> [What you need to do]:
Copy out all the lines where "text" shows up.

(begin)

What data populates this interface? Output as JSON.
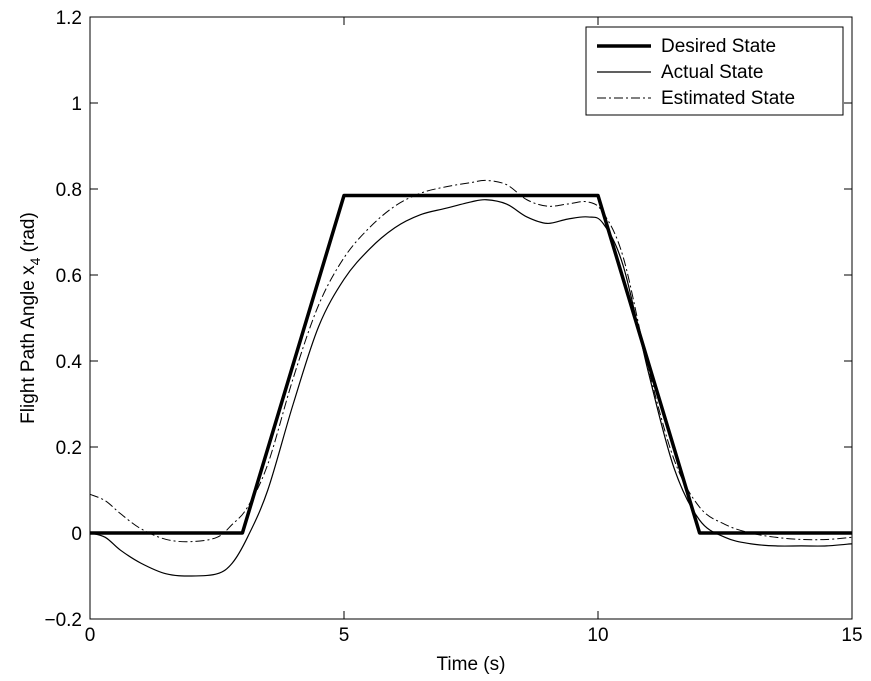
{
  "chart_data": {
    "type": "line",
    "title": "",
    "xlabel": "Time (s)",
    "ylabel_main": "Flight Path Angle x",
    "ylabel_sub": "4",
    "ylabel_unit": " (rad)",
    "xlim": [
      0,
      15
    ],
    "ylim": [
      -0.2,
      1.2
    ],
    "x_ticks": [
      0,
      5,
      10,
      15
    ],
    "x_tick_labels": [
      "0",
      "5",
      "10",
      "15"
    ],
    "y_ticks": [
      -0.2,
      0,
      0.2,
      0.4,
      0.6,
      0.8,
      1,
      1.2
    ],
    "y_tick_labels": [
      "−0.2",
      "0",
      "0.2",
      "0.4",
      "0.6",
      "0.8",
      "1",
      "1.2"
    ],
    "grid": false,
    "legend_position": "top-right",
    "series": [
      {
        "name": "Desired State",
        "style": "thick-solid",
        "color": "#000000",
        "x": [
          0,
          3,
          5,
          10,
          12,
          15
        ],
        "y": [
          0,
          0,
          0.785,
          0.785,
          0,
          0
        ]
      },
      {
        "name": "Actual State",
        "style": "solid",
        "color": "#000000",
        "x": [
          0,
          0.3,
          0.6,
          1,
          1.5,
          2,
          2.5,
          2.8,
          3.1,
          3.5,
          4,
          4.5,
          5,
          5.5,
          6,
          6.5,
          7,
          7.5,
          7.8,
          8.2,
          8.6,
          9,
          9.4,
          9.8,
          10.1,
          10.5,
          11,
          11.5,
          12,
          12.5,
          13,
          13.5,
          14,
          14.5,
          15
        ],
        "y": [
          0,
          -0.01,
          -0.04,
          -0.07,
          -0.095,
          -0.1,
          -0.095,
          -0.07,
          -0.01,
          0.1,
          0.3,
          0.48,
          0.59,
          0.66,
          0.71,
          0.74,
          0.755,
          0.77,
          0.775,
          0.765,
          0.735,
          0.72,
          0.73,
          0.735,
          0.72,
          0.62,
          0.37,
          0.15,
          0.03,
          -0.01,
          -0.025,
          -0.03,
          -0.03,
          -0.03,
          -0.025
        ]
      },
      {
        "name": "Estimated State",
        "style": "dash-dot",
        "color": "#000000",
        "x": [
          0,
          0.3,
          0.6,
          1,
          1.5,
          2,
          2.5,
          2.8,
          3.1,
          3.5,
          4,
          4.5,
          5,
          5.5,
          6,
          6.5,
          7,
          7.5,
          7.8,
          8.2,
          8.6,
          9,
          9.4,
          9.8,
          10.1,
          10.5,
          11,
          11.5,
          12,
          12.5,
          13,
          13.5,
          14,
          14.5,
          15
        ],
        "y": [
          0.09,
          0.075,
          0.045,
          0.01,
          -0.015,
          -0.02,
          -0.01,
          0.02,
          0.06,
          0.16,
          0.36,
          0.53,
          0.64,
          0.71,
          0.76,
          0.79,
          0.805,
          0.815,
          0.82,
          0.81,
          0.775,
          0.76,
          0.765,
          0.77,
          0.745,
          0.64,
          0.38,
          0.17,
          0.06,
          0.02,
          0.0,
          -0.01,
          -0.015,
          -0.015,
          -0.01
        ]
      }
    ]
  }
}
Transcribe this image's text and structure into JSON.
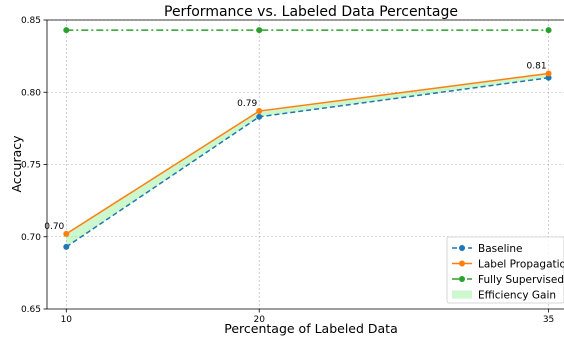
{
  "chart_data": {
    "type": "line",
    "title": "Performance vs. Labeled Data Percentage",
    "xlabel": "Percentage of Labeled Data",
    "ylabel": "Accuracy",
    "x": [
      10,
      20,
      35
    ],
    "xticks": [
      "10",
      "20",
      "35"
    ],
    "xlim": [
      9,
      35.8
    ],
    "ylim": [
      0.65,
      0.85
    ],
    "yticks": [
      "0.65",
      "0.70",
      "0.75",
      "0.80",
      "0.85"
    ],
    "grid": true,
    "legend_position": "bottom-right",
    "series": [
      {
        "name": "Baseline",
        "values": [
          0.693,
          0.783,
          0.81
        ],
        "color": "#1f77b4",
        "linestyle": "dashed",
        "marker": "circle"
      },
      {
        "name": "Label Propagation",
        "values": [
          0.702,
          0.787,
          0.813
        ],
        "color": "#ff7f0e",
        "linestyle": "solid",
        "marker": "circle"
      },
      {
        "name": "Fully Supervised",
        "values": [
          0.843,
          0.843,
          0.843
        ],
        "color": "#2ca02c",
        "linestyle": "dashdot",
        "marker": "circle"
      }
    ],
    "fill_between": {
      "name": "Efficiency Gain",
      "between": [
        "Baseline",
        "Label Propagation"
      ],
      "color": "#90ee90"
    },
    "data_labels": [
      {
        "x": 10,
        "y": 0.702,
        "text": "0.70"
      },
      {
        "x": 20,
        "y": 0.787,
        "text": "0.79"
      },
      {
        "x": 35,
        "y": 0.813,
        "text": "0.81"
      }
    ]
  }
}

(end)

> [Result of the task]:
Transcribe this image's text and structure into JSON.
        "text": "0.70"
        "text": "0.79"
        "text": "0.81"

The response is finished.